• **RECORDS TO USE**
..............................

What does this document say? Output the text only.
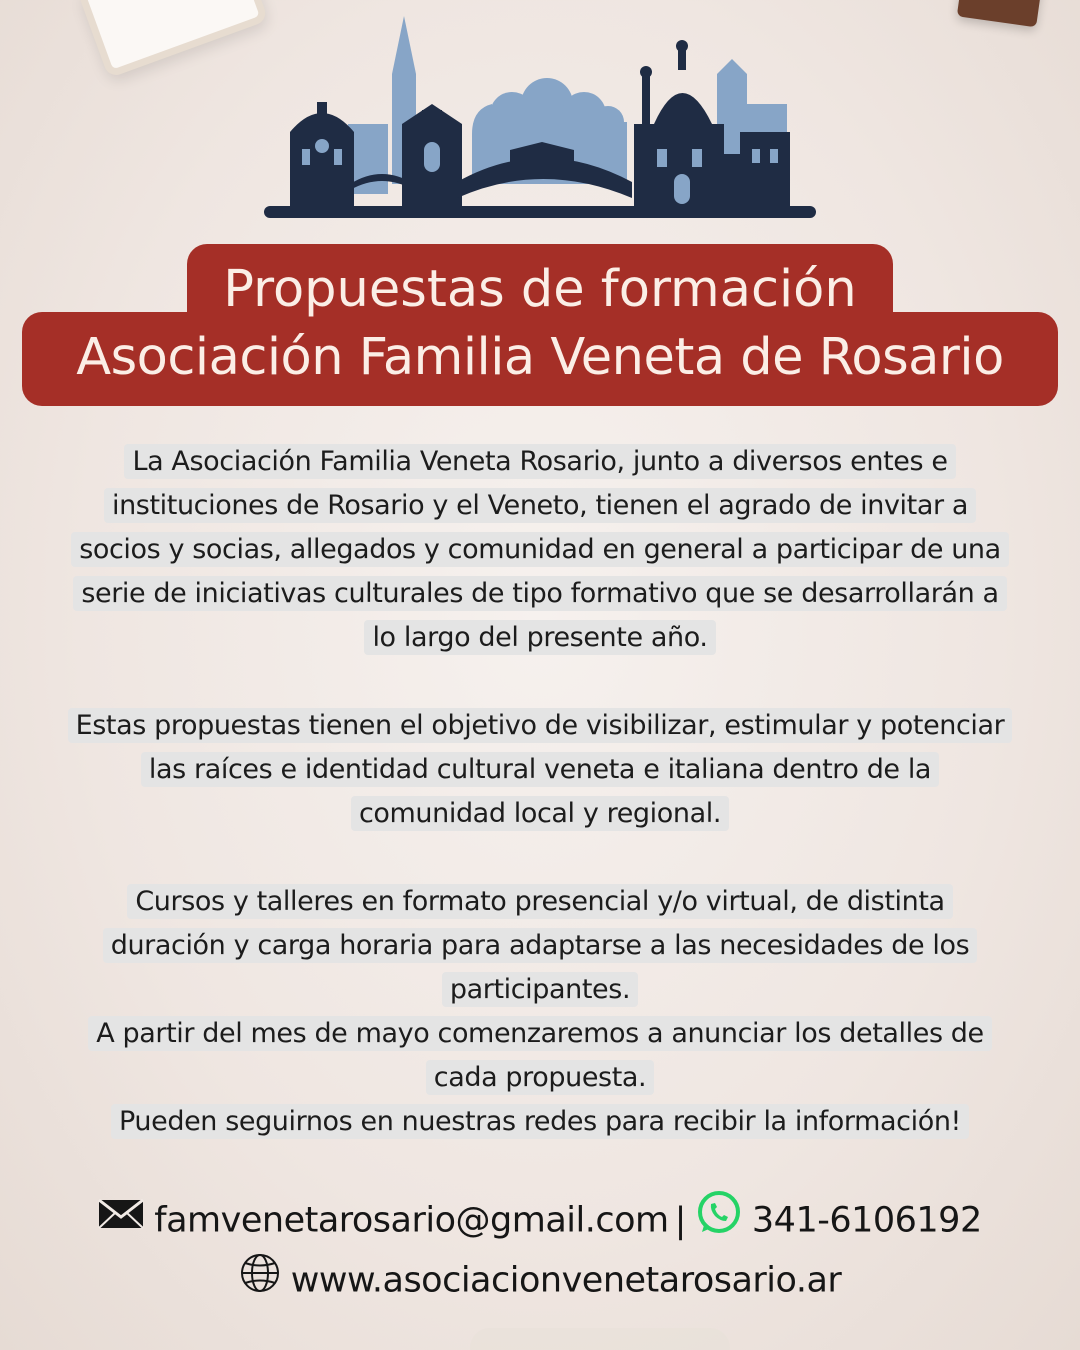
Propuestas de formación
Asociación Familia Veneta de Rosario
La Asociación Familia Veneta Rosario, junto a diversos entes e
instituciones de Rosario y el Veneto, tienen el agrado de invitar a
socios y socias, allegados y comunidad en general a participar de una
serie de iniciativas culturales de tipo formativo que se desarrollarán a
lo largo del presente año.
Estas propuestas tienen el objetivo de visibilizar, estimular y potenciar
las raíces e identidad cultural veneta e italiana dentro de la
comunidad local y regional.
Cursos y talleres en formato presencial y/o virtual, de distinta
duración y carga horaria para adaptarse a las necesidades de los
participantes.
A partir del mes de mayo comenzaremos a anunciar los detalles de
cada propuesta.
Pueden seguirnos en nuestras redes para recibir la información!
famvenetarosario@gmail.com | 341-6106192
www.asociacionvenetarosario.ar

..............................

• **DIRECTIONS FOR THIS TASK**
Identify how many lines in the entries above contain the word "comunidad" and provide only that figure.

• **RESPONSE**
2